-- START DATASET RECORDS --

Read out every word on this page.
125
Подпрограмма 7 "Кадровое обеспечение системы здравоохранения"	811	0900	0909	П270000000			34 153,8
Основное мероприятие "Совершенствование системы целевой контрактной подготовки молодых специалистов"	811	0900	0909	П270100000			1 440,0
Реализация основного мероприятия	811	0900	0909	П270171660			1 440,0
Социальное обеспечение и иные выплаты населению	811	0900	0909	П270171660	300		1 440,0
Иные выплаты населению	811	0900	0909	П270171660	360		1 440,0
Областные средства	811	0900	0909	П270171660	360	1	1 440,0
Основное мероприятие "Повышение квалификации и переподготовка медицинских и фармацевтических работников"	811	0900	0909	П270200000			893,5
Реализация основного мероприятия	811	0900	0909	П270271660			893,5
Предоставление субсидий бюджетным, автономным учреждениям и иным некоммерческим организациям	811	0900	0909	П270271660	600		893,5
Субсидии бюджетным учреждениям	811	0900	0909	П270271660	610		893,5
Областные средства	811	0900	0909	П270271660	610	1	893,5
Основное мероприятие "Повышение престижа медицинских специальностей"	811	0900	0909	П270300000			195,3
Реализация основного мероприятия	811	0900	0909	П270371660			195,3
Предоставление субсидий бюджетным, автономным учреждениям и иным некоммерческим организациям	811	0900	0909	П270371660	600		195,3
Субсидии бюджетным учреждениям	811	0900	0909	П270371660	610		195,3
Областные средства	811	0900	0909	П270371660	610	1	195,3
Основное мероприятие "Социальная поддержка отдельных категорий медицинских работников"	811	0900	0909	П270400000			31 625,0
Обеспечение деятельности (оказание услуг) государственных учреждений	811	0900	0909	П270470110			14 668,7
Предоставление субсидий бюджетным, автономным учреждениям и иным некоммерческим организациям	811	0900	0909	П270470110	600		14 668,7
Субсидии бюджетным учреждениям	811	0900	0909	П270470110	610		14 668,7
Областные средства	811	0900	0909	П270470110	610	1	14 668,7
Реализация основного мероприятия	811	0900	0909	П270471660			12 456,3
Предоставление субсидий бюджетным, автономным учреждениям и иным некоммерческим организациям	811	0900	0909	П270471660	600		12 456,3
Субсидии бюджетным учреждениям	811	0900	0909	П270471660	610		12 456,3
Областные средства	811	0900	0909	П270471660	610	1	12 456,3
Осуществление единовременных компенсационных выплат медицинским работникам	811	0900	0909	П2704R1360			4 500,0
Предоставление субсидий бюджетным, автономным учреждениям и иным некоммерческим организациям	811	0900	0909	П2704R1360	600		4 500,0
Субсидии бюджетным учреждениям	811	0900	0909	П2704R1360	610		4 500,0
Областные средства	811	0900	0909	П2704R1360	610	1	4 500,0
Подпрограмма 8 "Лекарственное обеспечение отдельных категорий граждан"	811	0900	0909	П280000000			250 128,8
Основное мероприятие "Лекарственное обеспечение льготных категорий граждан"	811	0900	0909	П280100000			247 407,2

-- END DATASET RECORDS --

▸ WHAT IS BEING ASKED
Reproduce the complete data exactly as presented above.

▸ EXERCISE RESULT
Read out every word on this page.
125
Подпрограмма 7 "Кадровое обеспечение системы здравоохранения"	811	0900	0909	П270000000			34 153,8
Основное мероприятие "Совершенствование системы целевой контрактной подготовки молодых специалистов"	811	0900	0909	П270100000			1 440,0
Реализация основного мероприятия	811	0900	0909	П270171660			1 440,0
Социальное обеспечение и иные выплаты населению	811	0900	0909	П270171660	300		1 440,0
Иные выплаты населению	811	0900	0909	П270171660	360		1 440,0
Областные средства	811	0900	0909	П270171660	360	1	1 440,0
Основное мероприятие "Повышение квалификации и переподготовка медицинских и фармацевтических работников"	811	0900	0909	П270200000			893,5
Реализация основного мероприятия	811	0900	0909	П270271660			893,5
Предоставление субсидий бюджетным, автономным учреждениям и иным некоммерческим организациям	811	0900	0909	П270271660	600		893,5
Субсидии бюджетным учреждениям	811	0900	0909	П270271660	610		893,5
Областные средства	811	0900	0909	П270271660	610	1	893,5
Основное мероприятие "Повышение престижа медицинских специальностей"	811	0900	0909	П270300000			195,3
Реализация основного мероприятия	811	0900	0909	П270371660			195,3
Предоставление субсидий бюджетным, автономным учреждениям и иным некоммерческим организациям	811	0900	0909	П270371660	600		195,3
Субсидии бюджетным учреждениям	811	0900	0909	П270371660	610		195,3
Областные средства	811	0900	0909	П270371660	610	1	195,3
Основное мероприятие "Социальная поддержка отдельных категорий медицинских работников"	811	0900	0909	П270400000			31 625,0
Обеспечение деятельности (оказание услуг) государственных учреждений	811	0900	0909	П270470110			14 668,7
Предоставление субсидий бюджетным, автономным учреждениям и иным некоммерческим организациям	811	0900	0909	П270470110	600		14 668,7
Субсидии бюджетным учреждениям	811	0900	0909	П270470110	610		14 668,7
Областные средства	811	0900	0909	П270470110	610	1	14 668,7
Реализация основного мероприятия	811	0900	0909	П270471660			12 456,3
Предоставление субсидий бюджетным, автономным учреждениям и иным некоммерческим организациям	811	0900	0909	П270471660	600		12 456,3
Субсидии бюджетным учреждениям	811	0900	0909	П270471660	610		12 456,3
Областные средства	811	0900	0909	П270471660	610	1	12 456,3
Осуществление единовременных компенсационных выплат медицинским работникам	811	0900	0909	П2704R1360			4 500,0
Предоставление субсидий бюджетным, автономным учреждениям и иным некоммерческим организациям	811	0900	0909	П2704R1360	600		4 500,0
Субсидии бюджетным учреждениям	811	0900	0909	П2704R1360	610		4 500,0
Областные средства	811	0900	0909	П2704R1360	610	1	4 500,0
Подпрограмма 8 "Лекарственное обеспечение отдельных категорий граждан"	811	0900	0909	П280000000			250 128,8
Основное мероприятие "Лекарственное обеспечение льготных категорий граждан"	811	0900	0909	П280100000			247 407,2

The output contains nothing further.